[Collected data]

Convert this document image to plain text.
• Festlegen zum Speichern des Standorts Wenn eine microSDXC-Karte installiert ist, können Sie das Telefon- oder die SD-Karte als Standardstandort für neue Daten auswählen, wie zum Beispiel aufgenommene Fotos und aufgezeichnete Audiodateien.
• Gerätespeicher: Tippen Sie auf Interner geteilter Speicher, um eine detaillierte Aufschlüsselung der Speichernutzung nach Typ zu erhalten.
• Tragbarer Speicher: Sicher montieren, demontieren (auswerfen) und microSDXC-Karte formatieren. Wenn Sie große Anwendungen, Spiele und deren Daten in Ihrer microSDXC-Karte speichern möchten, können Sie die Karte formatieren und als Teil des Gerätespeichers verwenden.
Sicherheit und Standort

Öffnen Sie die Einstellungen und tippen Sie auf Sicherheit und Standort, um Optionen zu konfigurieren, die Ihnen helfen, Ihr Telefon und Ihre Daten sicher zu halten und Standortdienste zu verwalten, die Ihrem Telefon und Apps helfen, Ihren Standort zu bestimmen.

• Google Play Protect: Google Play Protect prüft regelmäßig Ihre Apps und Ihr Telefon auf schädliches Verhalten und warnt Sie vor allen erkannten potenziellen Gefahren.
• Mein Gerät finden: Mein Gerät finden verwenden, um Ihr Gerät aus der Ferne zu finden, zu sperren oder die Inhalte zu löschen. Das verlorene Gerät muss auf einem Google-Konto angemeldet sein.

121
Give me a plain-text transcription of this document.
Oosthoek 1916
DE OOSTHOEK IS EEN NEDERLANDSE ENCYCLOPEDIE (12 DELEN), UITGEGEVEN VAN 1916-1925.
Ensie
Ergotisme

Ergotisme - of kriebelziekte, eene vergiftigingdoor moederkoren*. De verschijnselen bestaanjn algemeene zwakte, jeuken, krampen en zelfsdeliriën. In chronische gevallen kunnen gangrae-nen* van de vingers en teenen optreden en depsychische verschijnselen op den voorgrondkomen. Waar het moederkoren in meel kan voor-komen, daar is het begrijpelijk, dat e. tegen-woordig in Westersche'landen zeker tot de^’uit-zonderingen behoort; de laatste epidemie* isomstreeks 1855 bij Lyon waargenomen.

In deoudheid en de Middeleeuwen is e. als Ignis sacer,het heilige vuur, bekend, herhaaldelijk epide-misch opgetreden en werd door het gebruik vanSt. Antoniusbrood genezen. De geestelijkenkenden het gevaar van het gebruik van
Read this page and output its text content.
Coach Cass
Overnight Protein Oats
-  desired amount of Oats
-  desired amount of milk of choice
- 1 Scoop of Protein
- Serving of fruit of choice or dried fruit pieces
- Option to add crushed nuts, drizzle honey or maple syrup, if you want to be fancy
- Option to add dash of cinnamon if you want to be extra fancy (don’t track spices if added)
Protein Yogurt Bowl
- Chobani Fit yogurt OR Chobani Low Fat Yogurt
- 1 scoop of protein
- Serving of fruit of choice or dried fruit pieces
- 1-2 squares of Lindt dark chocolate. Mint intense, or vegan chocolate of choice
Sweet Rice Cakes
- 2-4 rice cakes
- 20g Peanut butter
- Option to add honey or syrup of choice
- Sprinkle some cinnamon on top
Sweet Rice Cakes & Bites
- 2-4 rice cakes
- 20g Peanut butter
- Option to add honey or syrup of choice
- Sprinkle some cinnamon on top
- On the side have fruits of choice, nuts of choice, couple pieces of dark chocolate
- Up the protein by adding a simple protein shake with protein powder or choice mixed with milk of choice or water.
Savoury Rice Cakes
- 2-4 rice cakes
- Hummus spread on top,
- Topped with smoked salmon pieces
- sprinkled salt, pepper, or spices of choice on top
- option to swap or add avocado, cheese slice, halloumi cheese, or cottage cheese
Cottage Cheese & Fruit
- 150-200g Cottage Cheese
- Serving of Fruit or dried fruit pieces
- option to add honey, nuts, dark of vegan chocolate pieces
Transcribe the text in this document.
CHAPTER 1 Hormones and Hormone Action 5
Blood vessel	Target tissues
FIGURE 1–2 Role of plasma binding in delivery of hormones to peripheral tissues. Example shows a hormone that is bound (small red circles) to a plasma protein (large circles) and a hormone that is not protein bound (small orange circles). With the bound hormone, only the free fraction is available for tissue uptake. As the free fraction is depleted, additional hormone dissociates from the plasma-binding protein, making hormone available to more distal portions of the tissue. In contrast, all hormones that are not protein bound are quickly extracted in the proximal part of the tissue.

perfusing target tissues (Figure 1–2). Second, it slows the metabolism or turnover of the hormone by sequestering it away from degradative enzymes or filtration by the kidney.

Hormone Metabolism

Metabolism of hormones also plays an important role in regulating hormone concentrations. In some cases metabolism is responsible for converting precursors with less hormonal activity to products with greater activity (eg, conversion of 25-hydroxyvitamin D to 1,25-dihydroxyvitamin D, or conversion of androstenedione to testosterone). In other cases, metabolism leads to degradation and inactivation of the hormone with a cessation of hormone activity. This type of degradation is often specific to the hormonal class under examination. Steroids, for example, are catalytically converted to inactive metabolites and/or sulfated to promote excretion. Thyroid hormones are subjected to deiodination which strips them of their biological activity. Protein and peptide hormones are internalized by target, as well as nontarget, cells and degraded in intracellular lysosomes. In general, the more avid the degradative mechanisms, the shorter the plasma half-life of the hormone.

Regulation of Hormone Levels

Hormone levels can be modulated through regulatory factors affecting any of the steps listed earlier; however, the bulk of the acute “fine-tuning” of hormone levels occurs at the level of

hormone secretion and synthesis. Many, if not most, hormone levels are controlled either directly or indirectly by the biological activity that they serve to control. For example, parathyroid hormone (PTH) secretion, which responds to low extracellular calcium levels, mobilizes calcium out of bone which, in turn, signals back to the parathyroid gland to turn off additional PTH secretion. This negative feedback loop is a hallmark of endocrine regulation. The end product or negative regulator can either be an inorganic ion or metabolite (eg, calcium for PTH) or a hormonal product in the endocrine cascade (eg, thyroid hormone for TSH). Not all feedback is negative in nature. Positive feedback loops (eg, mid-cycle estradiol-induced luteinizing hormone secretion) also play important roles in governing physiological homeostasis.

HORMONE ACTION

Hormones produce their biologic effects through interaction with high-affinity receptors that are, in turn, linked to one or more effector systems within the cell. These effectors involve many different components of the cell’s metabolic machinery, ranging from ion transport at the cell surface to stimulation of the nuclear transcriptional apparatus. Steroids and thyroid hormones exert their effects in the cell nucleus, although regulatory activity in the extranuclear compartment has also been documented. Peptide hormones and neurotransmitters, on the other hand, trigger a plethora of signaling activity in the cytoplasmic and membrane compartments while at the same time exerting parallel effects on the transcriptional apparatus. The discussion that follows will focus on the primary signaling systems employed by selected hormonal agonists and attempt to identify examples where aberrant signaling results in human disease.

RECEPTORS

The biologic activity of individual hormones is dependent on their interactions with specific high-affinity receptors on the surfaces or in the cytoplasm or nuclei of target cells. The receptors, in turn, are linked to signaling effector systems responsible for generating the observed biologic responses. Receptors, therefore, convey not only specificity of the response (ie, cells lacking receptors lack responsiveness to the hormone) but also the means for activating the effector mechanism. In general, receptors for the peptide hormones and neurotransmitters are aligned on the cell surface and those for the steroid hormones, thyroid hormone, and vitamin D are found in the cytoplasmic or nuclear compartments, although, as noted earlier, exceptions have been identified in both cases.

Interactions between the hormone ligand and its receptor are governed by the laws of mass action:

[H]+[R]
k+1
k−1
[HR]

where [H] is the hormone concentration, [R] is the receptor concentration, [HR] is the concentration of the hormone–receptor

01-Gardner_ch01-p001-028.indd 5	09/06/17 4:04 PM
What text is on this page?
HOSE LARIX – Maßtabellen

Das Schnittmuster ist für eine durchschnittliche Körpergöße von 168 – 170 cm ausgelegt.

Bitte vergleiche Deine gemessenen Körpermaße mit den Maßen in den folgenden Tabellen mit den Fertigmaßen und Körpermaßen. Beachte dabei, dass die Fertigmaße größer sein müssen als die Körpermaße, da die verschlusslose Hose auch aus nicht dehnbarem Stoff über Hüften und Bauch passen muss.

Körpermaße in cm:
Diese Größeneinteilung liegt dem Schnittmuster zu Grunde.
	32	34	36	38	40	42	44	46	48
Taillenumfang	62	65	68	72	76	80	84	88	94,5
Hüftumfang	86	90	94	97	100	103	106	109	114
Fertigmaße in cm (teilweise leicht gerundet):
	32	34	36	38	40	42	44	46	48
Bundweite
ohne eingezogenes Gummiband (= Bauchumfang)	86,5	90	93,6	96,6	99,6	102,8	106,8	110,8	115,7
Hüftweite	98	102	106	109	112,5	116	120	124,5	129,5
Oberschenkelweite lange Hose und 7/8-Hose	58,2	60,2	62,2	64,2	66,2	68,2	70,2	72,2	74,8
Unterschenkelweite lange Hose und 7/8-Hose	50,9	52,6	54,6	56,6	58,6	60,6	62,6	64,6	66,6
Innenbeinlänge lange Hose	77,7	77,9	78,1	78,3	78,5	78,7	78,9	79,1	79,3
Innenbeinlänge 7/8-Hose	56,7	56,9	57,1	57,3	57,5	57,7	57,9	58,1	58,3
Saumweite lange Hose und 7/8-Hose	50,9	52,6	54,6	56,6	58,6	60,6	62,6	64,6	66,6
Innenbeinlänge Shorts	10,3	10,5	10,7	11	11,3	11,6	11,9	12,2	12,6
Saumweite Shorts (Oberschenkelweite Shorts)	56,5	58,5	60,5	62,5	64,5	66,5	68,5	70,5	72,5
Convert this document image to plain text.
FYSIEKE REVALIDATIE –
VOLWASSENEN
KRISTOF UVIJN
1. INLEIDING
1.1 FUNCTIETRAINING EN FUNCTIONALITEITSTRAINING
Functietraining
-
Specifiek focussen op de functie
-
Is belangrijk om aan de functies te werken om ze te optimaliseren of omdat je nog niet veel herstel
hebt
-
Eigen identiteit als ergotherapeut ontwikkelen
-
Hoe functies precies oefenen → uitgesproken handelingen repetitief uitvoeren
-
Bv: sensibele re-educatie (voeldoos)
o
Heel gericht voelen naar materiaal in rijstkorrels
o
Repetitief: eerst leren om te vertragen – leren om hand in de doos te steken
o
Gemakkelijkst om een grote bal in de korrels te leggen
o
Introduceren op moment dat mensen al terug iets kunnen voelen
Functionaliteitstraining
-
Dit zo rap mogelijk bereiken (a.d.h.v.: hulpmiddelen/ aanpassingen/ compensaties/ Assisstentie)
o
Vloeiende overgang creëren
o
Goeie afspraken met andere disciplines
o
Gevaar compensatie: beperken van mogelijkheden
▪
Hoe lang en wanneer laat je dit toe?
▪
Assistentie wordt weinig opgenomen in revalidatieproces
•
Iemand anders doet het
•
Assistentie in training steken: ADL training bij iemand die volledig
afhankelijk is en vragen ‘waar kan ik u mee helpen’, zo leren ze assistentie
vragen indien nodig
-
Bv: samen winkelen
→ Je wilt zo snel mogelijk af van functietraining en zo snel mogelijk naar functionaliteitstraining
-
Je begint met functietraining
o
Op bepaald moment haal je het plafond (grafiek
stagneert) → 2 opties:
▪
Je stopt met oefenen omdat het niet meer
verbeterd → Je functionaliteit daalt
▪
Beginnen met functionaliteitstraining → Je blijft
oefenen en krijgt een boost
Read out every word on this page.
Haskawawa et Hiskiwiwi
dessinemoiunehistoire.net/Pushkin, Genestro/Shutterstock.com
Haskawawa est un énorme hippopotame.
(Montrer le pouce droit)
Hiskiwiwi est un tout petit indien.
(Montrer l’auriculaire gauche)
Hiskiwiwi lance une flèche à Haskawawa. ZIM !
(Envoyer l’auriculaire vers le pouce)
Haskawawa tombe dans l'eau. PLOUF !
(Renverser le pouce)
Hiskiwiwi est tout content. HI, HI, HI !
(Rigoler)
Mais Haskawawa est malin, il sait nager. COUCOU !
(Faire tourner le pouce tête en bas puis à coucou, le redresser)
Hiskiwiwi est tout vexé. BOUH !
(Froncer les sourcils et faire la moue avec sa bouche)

AIM OF THE TASK: Count the lines above in which the word "functies" appears, then state only that count.

EXERCISE SOLUTION: 2